▶ **Exercise prompt**
State how many lines of the entries hold the string "onda". Reply with the number alone.

▶ **Given information**

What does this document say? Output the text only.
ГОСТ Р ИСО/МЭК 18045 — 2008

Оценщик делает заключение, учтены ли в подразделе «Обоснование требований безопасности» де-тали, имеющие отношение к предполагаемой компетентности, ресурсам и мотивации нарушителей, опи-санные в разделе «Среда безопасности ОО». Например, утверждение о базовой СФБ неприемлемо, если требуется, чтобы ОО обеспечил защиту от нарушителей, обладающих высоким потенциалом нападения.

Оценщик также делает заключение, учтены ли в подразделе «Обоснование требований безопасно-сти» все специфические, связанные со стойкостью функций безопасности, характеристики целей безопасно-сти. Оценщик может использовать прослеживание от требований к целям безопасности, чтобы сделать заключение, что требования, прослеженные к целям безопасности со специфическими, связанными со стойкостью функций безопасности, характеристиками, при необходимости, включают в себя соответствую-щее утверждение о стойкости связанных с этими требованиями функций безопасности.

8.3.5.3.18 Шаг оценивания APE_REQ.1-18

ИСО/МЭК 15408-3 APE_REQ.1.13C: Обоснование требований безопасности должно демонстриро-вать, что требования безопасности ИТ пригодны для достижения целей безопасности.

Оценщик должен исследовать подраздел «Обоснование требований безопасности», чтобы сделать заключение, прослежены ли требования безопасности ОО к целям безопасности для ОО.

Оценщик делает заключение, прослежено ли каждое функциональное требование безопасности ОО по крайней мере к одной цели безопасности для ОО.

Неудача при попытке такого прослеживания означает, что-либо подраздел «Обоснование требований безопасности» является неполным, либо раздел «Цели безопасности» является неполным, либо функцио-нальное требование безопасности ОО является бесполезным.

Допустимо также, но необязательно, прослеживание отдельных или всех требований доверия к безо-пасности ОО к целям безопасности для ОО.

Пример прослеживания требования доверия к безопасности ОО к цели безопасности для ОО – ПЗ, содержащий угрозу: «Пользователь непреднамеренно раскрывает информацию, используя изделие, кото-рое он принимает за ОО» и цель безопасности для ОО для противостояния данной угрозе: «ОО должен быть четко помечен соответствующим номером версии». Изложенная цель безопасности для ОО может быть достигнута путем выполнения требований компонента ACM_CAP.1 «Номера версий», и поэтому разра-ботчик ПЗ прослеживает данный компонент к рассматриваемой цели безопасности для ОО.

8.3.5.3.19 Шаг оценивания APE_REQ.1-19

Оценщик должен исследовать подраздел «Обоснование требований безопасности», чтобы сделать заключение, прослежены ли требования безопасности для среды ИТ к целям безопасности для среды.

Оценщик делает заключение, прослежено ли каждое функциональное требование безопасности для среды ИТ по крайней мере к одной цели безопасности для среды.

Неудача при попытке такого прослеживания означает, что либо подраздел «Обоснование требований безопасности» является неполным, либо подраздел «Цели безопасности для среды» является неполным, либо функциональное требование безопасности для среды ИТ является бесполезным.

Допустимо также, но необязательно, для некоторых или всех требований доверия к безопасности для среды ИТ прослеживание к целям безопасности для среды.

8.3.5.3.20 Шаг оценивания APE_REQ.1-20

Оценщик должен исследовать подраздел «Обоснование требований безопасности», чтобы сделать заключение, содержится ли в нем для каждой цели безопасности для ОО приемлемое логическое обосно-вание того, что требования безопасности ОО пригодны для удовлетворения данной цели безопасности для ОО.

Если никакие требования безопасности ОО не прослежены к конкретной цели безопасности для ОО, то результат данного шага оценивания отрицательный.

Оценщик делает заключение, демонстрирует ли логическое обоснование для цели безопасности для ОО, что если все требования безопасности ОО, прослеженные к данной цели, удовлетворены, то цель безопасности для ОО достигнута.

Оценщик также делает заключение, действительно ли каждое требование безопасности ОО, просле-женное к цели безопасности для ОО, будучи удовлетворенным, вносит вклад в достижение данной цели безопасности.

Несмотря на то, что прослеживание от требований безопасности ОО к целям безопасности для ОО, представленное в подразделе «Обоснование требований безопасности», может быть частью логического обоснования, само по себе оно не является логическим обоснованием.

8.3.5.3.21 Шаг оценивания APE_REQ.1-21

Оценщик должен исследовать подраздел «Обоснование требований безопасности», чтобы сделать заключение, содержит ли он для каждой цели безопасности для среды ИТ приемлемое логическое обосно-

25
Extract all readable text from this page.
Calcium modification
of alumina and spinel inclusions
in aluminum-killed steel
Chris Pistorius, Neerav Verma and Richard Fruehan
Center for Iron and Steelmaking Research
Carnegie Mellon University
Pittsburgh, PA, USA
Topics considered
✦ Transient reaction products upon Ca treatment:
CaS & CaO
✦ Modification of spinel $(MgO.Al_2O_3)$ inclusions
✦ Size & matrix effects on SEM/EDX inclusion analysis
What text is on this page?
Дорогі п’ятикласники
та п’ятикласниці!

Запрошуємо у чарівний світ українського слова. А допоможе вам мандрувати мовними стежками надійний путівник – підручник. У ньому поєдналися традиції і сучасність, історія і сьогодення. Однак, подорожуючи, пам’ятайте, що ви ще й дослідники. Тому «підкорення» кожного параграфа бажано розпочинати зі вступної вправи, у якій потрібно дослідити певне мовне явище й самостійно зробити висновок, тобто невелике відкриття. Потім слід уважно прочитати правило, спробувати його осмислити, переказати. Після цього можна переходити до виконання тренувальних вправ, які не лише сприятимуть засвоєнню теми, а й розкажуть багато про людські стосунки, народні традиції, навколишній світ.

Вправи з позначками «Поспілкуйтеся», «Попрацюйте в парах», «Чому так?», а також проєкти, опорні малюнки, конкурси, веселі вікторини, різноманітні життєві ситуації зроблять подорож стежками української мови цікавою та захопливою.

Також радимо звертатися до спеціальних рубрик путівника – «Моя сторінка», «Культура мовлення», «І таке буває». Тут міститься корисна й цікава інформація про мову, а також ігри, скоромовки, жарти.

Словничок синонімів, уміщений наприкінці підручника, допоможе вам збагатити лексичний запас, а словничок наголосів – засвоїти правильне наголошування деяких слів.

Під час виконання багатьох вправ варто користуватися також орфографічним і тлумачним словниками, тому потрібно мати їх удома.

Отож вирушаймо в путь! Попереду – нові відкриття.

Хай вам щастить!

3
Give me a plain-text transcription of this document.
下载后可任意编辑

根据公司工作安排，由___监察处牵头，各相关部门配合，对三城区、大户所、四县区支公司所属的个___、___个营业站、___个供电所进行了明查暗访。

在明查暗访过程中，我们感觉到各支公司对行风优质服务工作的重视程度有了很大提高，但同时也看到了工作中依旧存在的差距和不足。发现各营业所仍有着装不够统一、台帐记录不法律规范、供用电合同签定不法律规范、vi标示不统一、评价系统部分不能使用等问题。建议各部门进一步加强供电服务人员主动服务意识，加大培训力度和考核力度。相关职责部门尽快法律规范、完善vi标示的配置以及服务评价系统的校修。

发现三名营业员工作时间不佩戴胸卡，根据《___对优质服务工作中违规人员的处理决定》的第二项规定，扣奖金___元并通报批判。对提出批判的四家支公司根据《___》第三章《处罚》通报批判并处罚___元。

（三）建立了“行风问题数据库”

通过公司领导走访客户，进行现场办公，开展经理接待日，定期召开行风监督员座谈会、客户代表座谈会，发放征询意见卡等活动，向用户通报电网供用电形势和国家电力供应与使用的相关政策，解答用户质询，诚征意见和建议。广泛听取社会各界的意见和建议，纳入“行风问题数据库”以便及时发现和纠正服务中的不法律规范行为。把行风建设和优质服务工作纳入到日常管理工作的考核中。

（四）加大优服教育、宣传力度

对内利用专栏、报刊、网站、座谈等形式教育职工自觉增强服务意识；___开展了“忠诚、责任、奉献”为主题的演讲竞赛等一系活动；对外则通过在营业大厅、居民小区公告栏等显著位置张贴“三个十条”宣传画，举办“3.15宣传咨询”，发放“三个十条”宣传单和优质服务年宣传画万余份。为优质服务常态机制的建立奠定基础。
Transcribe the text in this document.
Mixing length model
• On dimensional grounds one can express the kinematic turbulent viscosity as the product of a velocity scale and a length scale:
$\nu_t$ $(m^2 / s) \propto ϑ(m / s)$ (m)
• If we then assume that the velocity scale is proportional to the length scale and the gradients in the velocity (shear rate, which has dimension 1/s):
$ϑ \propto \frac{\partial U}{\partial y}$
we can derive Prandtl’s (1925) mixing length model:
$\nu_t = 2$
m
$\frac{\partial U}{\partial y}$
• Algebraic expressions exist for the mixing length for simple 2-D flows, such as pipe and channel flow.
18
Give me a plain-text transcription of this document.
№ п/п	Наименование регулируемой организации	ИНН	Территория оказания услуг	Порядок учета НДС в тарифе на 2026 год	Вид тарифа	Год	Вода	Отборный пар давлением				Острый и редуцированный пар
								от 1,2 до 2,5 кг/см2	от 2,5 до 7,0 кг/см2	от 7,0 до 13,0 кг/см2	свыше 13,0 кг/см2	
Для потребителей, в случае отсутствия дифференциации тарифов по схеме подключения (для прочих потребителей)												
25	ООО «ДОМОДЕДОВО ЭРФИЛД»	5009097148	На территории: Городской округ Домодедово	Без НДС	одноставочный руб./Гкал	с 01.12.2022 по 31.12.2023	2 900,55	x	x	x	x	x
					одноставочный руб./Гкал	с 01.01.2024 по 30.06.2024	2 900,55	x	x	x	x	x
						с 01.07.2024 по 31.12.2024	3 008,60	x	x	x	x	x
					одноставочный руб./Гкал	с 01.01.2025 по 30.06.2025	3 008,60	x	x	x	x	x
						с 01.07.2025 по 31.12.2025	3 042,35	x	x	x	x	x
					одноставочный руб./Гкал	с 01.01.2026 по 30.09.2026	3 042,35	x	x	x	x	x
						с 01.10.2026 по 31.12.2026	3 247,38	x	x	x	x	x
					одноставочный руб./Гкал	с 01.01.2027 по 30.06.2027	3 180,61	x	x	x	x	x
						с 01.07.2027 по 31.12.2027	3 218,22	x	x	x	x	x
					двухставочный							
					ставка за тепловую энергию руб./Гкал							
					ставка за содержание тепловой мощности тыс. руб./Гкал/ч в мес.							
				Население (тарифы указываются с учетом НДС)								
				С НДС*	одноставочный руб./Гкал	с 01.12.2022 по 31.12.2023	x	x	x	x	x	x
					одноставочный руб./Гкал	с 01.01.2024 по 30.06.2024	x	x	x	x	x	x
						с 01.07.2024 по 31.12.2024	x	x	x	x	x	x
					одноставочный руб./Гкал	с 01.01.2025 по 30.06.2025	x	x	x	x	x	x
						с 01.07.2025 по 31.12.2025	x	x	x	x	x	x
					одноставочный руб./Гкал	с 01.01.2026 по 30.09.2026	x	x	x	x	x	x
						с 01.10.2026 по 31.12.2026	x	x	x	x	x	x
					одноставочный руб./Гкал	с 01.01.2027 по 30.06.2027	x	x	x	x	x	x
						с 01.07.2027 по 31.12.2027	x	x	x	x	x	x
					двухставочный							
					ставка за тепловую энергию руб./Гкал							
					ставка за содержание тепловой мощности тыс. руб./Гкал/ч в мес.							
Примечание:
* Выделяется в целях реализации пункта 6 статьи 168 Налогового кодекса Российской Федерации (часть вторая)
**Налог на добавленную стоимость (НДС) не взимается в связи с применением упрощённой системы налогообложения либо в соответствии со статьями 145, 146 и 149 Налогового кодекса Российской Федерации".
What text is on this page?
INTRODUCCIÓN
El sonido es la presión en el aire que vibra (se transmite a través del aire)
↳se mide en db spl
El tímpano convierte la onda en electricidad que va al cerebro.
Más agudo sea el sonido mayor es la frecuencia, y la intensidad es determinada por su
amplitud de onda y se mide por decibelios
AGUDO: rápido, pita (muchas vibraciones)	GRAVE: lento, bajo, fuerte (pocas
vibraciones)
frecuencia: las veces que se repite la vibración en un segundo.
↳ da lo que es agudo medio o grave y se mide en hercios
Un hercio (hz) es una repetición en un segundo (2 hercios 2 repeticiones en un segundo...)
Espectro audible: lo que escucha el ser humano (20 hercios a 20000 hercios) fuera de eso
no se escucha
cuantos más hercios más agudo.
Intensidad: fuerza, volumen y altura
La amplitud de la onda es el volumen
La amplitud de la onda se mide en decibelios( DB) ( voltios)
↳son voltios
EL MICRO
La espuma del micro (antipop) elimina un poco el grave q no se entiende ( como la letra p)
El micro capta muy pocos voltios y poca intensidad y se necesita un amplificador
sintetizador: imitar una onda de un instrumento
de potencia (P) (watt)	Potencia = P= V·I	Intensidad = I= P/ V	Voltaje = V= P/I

▶ **Answer to the problem**
5